## Written request
Please identify each of the rows below that contains the word "line", and copy each one in full.

## Extracted data
━━━━━━━━
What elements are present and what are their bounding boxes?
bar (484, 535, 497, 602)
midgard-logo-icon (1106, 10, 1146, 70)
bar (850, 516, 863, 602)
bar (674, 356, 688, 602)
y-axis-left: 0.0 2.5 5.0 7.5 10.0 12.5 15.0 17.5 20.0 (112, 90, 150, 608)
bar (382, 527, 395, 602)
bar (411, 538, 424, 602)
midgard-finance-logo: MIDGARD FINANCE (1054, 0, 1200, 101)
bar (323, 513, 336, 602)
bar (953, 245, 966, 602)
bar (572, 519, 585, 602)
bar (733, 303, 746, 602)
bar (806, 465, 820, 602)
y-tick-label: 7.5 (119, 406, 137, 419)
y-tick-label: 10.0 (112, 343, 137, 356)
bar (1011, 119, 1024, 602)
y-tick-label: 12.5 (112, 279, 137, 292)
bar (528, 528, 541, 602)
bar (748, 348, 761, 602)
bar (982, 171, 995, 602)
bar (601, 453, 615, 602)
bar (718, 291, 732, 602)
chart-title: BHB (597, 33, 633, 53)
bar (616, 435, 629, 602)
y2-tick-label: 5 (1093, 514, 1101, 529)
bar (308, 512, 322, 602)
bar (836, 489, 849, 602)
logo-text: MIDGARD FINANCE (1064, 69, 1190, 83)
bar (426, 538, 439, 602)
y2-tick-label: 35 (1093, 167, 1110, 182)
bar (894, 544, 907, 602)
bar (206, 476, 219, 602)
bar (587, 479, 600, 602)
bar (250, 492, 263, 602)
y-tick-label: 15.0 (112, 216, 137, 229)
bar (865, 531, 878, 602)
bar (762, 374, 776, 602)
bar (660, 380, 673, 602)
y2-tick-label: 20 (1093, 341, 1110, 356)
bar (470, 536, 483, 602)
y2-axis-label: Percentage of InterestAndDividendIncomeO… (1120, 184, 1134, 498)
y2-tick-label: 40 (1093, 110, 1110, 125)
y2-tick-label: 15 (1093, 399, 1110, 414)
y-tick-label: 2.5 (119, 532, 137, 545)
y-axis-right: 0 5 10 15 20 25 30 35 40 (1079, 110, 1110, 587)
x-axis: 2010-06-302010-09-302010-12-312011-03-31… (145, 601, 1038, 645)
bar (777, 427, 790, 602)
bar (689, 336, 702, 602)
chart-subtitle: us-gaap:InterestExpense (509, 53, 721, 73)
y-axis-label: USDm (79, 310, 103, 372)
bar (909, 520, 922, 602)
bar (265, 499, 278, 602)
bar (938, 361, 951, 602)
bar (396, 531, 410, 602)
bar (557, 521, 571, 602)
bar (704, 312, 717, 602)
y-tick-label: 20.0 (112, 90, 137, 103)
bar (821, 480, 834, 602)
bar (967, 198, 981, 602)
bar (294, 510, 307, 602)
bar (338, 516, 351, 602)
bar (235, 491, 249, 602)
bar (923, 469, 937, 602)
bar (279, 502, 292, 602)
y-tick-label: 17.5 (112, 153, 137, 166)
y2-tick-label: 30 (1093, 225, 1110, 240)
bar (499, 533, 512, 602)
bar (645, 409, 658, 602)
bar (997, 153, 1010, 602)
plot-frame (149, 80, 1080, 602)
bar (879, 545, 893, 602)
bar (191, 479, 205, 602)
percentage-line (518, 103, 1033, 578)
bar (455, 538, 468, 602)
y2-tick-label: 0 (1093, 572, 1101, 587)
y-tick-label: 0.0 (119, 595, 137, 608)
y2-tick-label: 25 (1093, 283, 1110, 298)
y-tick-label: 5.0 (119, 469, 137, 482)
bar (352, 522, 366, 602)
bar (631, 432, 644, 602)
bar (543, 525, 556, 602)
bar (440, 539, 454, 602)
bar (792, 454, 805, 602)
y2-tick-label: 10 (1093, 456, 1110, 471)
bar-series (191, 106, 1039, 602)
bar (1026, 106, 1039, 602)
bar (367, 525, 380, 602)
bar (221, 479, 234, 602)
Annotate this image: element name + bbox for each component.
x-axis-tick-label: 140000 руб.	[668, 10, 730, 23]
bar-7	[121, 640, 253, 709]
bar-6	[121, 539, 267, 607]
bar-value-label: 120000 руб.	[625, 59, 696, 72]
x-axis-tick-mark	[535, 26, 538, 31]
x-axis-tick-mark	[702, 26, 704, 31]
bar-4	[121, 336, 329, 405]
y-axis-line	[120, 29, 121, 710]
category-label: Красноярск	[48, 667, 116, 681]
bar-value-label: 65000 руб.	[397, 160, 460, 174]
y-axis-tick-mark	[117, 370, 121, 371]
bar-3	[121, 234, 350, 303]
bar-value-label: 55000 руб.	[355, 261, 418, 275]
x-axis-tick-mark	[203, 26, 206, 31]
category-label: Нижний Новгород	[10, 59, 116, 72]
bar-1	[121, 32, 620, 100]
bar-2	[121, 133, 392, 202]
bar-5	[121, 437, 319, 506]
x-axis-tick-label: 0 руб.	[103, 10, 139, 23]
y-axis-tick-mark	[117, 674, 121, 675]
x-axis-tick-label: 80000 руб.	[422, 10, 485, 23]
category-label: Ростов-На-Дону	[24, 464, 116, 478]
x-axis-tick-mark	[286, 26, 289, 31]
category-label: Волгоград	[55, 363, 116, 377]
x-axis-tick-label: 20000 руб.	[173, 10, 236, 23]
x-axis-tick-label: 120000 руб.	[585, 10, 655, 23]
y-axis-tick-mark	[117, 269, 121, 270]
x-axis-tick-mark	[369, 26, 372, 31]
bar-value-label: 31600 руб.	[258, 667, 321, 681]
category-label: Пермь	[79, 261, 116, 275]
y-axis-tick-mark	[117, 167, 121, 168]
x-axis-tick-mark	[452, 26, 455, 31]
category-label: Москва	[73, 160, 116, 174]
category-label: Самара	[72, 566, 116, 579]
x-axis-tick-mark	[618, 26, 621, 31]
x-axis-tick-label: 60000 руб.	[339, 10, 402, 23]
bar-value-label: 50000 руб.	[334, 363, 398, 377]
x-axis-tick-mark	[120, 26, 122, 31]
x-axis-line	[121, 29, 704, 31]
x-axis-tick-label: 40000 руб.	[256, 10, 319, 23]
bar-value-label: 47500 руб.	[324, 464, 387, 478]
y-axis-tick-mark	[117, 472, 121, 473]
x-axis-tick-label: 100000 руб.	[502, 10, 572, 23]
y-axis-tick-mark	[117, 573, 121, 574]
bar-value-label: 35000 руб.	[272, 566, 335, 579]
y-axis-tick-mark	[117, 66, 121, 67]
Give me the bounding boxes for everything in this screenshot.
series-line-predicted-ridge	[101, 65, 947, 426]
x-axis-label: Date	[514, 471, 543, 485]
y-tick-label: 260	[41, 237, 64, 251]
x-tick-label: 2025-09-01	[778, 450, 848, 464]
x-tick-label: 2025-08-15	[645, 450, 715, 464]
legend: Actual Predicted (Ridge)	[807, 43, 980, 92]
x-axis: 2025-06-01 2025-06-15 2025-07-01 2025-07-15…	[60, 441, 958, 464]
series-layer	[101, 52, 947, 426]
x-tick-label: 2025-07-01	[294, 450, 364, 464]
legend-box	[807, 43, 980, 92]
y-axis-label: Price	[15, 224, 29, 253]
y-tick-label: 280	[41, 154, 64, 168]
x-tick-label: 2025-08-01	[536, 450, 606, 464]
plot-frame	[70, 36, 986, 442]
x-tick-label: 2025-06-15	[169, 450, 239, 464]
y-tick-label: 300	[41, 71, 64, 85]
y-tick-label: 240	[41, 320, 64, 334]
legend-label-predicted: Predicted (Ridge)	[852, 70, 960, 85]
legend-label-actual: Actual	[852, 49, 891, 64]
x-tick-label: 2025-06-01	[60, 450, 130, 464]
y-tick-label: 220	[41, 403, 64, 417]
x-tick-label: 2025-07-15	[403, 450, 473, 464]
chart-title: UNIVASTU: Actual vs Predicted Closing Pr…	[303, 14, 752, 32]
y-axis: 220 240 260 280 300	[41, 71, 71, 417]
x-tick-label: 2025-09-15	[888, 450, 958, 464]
━━━━━━━━
## Expected answer
percentage-line (518, 103, 1033, 578)
y-axis-line	[120, 29, 121, 710]
x-axis-line	[121, 29, 704, 31]
series-line-predicted-ridge	[101, 65, 947, 426]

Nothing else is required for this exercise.